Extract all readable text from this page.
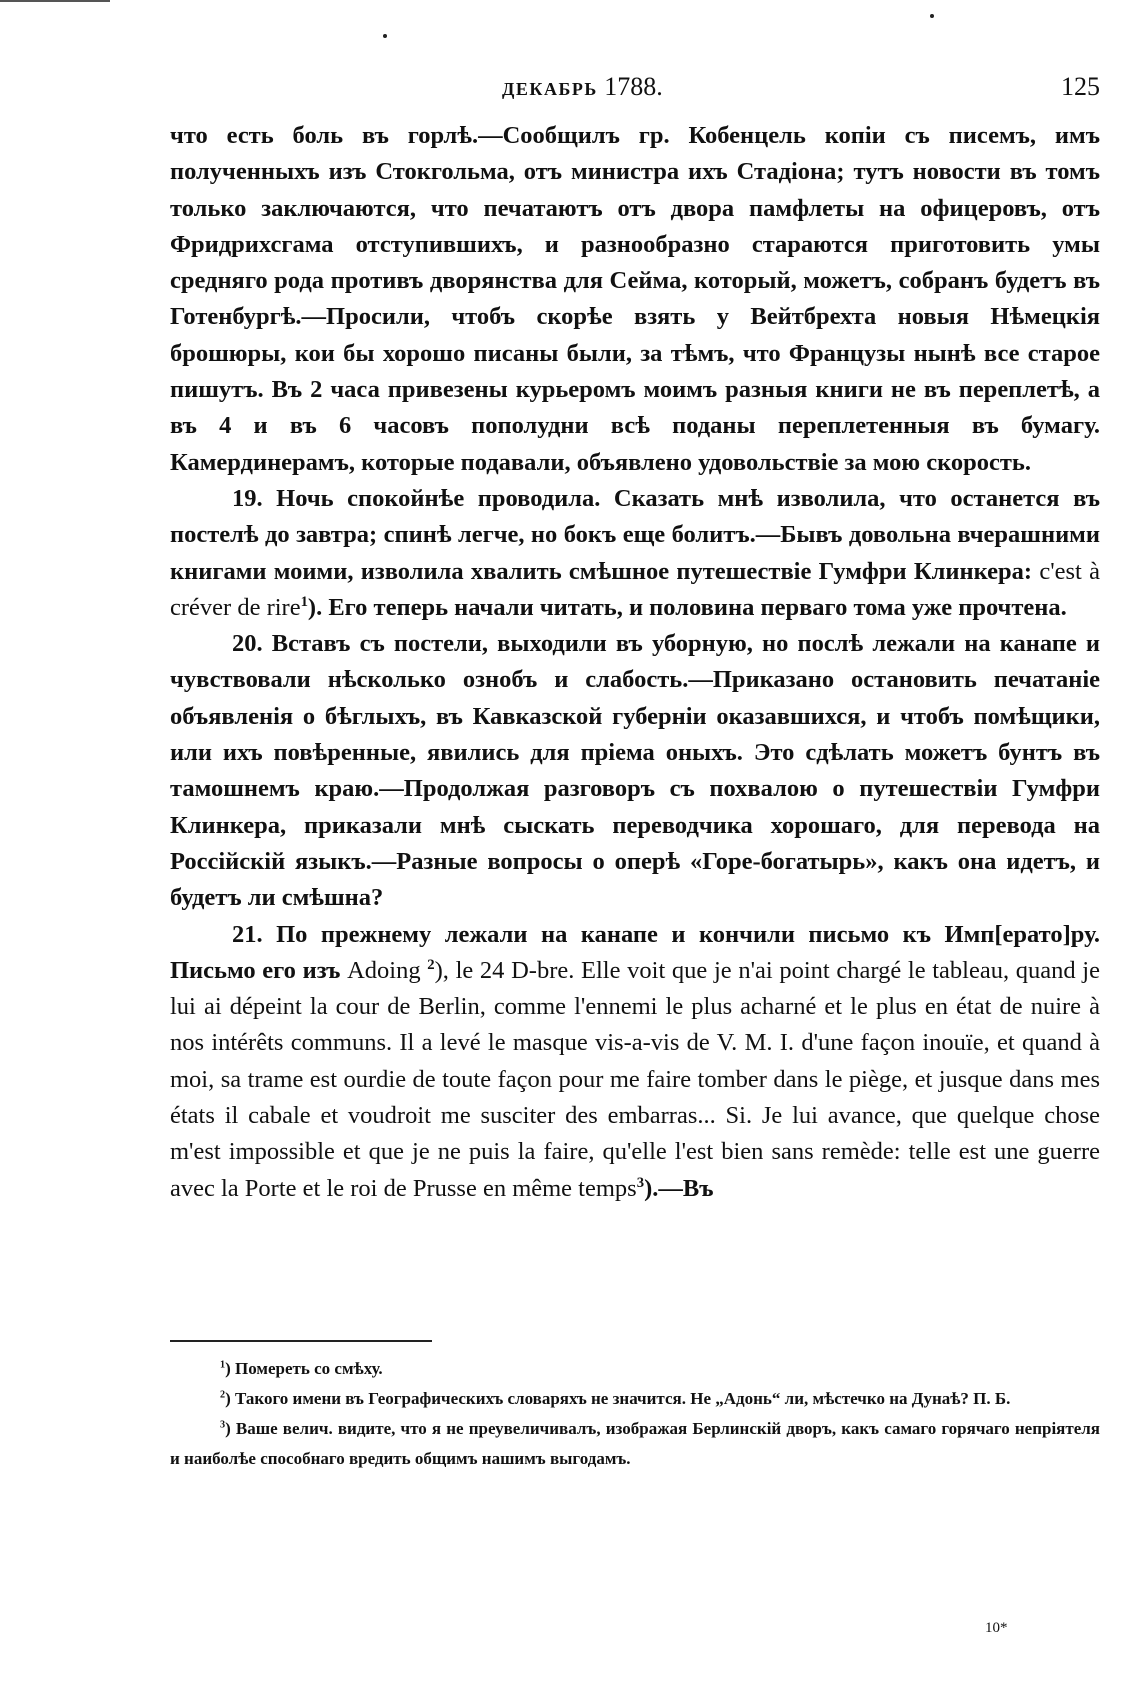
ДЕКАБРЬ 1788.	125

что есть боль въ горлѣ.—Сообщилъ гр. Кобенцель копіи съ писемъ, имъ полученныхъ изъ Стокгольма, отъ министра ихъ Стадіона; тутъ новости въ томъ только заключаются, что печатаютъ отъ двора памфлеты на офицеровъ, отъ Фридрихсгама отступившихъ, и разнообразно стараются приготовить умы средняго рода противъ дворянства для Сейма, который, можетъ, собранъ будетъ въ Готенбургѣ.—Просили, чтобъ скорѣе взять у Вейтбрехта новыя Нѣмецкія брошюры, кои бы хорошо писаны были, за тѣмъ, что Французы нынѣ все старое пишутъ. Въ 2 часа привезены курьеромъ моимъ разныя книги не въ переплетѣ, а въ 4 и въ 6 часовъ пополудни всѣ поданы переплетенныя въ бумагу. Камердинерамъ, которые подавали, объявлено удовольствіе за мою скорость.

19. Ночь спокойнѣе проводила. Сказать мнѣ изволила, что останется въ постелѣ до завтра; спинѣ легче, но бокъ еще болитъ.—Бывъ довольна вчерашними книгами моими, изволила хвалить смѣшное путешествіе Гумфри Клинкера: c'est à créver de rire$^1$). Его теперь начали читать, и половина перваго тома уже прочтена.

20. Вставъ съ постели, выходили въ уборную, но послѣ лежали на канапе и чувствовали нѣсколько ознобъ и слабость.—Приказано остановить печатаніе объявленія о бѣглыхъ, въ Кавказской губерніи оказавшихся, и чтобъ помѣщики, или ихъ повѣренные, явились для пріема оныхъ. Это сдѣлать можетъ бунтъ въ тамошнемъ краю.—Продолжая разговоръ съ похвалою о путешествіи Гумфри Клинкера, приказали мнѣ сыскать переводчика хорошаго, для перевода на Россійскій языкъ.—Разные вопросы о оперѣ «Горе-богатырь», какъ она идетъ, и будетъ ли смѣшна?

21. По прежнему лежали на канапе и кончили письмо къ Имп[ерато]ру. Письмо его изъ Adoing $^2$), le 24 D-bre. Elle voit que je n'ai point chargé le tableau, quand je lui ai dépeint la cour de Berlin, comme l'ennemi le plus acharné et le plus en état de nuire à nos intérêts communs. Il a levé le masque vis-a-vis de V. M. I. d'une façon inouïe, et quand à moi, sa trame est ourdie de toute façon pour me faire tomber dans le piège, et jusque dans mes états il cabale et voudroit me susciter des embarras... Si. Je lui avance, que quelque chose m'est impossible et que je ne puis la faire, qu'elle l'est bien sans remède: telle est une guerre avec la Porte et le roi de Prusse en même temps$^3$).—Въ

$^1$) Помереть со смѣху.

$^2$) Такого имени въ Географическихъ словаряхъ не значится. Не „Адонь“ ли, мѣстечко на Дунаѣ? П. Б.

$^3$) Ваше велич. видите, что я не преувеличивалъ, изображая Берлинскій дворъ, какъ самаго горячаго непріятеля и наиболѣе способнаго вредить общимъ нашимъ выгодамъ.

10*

· · ·

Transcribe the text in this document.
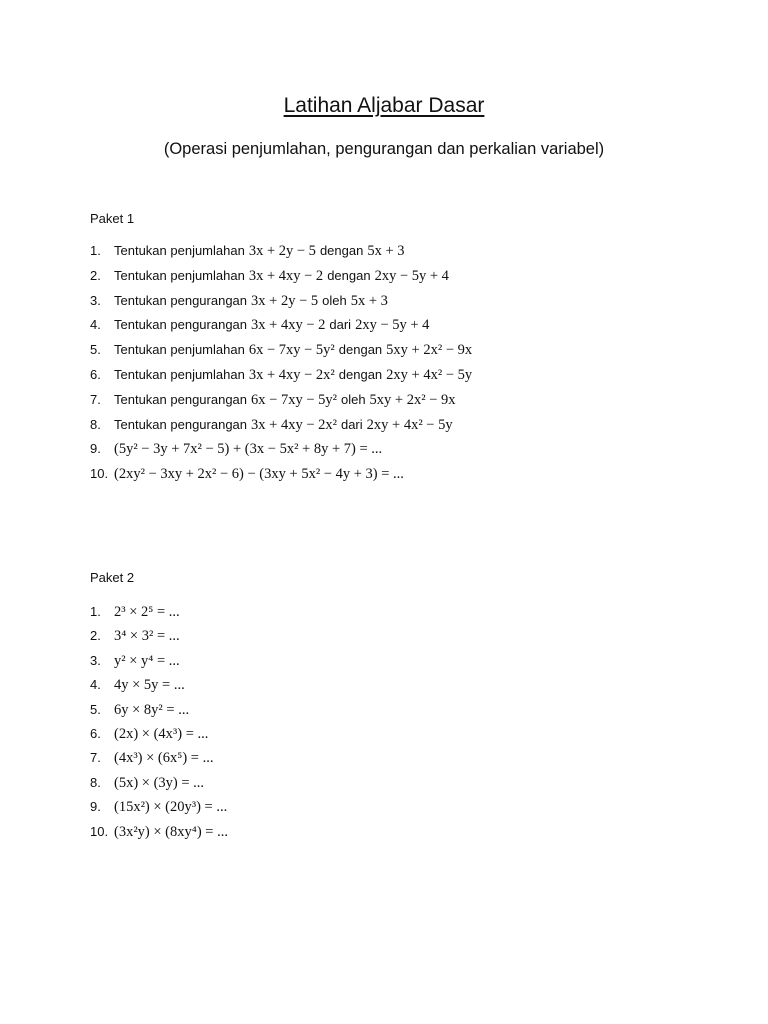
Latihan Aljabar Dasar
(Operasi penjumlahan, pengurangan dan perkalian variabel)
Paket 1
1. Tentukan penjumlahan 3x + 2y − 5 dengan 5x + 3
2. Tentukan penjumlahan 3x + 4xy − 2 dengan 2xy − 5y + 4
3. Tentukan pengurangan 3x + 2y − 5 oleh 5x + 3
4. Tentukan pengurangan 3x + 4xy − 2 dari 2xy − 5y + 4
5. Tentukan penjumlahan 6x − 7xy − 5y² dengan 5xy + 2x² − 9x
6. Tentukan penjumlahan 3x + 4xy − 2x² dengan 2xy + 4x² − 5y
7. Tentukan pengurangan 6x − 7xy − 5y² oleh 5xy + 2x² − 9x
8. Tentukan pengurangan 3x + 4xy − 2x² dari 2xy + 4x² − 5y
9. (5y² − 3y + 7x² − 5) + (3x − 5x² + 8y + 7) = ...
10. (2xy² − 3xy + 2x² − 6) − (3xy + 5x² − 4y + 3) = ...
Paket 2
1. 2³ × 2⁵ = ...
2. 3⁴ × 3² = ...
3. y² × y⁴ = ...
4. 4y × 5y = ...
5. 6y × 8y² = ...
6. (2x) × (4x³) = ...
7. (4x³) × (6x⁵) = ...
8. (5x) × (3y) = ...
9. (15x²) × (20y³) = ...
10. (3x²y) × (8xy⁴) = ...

· · ·

What to produce: From the records above, pull out every line containing the word "this".

Answer for the task:
Extract all readable text from this page.
Transcribe the text in this document.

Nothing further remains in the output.